### Task statement:
From the entries below, please gather each line containing the string "humana".

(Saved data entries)
=====
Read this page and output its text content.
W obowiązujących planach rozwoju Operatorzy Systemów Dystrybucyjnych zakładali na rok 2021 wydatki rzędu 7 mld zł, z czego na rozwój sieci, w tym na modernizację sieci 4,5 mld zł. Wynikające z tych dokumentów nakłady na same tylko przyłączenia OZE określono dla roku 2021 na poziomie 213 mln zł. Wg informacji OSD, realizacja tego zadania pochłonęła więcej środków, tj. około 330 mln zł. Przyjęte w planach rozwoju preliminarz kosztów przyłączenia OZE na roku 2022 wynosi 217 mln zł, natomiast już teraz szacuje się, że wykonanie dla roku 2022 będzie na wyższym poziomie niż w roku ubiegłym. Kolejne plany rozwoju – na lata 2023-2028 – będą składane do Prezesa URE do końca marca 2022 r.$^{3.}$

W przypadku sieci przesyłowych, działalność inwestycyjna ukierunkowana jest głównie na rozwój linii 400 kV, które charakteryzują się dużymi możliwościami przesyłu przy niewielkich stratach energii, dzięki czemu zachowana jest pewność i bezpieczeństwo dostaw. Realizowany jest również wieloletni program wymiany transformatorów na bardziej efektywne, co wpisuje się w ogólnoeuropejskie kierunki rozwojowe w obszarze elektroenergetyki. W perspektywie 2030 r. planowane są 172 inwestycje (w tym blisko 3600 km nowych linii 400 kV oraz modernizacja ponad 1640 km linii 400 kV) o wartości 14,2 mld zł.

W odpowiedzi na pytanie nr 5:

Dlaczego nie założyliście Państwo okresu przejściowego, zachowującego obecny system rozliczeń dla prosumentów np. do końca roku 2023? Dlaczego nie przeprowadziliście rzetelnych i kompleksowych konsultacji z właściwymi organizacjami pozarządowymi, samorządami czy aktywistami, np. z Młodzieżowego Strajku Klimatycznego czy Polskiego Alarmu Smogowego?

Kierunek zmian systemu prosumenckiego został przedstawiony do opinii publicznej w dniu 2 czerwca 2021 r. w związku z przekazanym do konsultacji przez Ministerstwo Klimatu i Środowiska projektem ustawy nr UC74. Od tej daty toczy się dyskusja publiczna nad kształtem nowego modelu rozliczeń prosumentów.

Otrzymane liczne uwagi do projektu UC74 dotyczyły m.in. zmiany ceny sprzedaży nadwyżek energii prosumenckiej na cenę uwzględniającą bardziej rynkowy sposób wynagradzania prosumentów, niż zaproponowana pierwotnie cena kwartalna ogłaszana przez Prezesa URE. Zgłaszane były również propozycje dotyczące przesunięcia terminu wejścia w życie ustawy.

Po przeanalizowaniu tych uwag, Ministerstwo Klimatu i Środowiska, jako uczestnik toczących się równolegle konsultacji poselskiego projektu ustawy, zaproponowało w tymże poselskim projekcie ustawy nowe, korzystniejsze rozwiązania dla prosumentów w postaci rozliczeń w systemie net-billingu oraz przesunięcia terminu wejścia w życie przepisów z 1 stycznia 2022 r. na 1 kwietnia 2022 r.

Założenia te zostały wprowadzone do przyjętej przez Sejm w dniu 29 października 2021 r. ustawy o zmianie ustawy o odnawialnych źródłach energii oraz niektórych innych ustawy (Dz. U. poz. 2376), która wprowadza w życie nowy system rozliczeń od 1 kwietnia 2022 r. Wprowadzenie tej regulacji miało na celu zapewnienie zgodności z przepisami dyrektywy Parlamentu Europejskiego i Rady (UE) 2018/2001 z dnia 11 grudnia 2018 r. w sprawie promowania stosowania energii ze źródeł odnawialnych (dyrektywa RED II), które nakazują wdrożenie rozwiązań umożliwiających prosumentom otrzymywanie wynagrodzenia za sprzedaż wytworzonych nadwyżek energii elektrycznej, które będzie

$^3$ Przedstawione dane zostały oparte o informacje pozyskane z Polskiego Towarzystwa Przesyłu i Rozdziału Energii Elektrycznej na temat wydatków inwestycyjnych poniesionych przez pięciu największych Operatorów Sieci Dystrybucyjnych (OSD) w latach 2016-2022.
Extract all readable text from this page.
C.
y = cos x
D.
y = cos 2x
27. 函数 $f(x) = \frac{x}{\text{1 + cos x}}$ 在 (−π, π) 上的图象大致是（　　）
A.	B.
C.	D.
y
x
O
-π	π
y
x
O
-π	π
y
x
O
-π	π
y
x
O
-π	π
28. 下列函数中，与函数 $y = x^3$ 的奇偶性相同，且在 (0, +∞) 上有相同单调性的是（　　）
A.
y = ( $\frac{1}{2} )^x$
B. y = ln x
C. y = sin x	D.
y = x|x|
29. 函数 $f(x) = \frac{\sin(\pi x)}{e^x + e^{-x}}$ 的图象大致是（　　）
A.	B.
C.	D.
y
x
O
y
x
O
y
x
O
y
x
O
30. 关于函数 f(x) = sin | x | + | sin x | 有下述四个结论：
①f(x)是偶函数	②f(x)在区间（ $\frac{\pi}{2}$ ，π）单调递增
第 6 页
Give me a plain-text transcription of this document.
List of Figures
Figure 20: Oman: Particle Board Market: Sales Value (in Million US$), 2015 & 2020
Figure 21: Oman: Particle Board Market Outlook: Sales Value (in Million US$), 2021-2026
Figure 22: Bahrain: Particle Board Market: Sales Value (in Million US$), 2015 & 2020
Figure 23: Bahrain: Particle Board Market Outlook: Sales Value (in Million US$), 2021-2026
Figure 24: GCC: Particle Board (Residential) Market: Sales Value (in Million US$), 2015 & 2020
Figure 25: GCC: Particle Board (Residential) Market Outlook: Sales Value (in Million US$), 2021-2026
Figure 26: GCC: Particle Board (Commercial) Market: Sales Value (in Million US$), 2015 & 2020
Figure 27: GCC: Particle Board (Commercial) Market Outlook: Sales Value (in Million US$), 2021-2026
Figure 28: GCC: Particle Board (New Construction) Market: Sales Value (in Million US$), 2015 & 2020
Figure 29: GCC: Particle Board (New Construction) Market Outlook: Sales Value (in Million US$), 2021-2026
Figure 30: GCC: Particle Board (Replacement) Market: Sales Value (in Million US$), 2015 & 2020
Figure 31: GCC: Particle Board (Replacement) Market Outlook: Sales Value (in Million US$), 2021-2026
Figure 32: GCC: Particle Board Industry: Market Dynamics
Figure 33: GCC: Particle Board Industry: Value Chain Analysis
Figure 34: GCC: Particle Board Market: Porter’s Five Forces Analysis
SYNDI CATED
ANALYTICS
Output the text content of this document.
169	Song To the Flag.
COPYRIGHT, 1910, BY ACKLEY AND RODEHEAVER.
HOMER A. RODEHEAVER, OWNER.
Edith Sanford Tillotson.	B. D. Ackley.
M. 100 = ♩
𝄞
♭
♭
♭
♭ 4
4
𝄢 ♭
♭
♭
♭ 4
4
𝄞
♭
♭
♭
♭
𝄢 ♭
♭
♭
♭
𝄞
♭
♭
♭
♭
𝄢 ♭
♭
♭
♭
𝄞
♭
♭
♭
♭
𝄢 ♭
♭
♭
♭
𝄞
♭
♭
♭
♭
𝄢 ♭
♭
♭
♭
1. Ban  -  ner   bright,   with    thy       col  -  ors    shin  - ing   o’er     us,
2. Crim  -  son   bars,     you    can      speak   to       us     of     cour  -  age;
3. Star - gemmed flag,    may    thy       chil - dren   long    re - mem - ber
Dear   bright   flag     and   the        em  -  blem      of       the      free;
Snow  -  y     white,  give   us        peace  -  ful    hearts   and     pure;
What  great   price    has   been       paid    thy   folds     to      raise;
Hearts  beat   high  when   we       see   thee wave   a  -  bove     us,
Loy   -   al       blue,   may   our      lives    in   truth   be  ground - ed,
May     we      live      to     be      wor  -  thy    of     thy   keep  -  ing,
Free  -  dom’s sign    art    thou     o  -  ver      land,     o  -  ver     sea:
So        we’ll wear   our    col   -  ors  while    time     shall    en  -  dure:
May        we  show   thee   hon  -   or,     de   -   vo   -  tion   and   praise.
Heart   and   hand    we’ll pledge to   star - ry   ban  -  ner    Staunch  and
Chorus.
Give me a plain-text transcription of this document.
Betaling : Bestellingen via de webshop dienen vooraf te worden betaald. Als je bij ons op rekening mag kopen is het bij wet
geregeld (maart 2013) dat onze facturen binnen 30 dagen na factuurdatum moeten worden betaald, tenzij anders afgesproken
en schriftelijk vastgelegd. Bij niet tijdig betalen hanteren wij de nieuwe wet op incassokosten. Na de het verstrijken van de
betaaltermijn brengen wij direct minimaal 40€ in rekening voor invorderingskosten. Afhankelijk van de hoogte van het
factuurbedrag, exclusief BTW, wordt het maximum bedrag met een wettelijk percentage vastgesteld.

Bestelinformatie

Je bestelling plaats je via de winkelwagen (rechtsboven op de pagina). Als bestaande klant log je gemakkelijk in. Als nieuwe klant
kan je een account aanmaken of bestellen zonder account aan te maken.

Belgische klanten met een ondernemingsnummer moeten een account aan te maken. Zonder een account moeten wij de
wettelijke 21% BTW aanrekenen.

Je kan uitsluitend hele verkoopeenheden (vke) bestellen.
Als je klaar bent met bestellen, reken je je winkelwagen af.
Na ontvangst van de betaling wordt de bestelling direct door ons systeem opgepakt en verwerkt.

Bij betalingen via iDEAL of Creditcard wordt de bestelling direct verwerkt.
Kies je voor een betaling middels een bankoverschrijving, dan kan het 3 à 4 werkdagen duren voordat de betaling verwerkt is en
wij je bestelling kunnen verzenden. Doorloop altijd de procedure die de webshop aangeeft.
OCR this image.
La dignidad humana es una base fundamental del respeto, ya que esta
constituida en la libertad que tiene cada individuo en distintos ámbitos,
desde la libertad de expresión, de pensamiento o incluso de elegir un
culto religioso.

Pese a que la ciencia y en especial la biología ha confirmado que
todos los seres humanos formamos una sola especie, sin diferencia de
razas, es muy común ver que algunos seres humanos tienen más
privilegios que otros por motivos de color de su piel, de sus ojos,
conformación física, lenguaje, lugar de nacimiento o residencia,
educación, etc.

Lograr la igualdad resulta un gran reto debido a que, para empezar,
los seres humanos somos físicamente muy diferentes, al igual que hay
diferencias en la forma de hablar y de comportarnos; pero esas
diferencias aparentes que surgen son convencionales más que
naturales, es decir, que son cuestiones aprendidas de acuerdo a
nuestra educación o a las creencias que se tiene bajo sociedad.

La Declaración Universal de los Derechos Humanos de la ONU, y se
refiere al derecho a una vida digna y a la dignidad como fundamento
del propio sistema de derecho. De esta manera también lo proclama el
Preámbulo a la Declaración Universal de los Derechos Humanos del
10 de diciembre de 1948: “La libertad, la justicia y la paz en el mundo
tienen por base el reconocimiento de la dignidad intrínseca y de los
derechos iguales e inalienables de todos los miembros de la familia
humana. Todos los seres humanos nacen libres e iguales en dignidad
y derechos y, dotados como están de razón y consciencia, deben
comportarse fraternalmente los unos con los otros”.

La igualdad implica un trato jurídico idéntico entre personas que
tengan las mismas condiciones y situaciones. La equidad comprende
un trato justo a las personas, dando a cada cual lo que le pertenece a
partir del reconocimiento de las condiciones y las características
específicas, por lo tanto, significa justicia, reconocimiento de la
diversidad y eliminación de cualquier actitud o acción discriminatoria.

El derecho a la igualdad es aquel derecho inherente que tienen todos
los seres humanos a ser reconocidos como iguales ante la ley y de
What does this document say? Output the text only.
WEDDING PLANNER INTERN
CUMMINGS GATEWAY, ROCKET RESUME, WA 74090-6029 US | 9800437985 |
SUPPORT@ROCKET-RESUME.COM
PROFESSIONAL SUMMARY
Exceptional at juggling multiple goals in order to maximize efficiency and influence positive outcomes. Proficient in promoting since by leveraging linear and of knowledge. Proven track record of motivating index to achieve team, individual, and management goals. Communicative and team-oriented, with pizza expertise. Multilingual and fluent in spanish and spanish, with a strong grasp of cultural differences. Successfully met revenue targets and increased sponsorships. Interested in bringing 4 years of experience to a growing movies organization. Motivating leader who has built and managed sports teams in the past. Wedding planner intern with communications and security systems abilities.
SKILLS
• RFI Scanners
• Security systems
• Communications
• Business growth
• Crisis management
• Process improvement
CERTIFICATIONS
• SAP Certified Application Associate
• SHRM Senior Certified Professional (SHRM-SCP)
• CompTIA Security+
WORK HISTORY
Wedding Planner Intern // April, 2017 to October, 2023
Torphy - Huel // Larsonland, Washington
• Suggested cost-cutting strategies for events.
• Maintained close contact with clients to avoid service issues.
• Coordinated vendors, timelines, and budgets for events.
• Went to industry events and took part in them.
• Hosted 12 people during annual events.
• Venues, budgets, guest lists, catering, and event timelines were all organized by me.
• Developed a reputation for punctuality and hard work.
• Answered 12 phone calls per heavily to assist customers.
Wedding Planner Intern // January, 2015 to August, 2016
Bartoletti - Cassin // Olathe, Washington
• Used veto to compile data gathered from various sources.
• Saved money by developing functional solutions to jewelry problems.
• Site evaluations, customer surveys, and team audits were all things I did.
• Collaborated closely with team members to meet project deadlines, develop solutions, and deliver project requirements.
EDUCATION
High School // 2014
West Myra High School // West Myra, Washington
=====
### Solved problem:
La dignidad humana es una base fundamental del respeto, ya que esta
humana. Todos los seres humanos nacen libres e iguales en dignidad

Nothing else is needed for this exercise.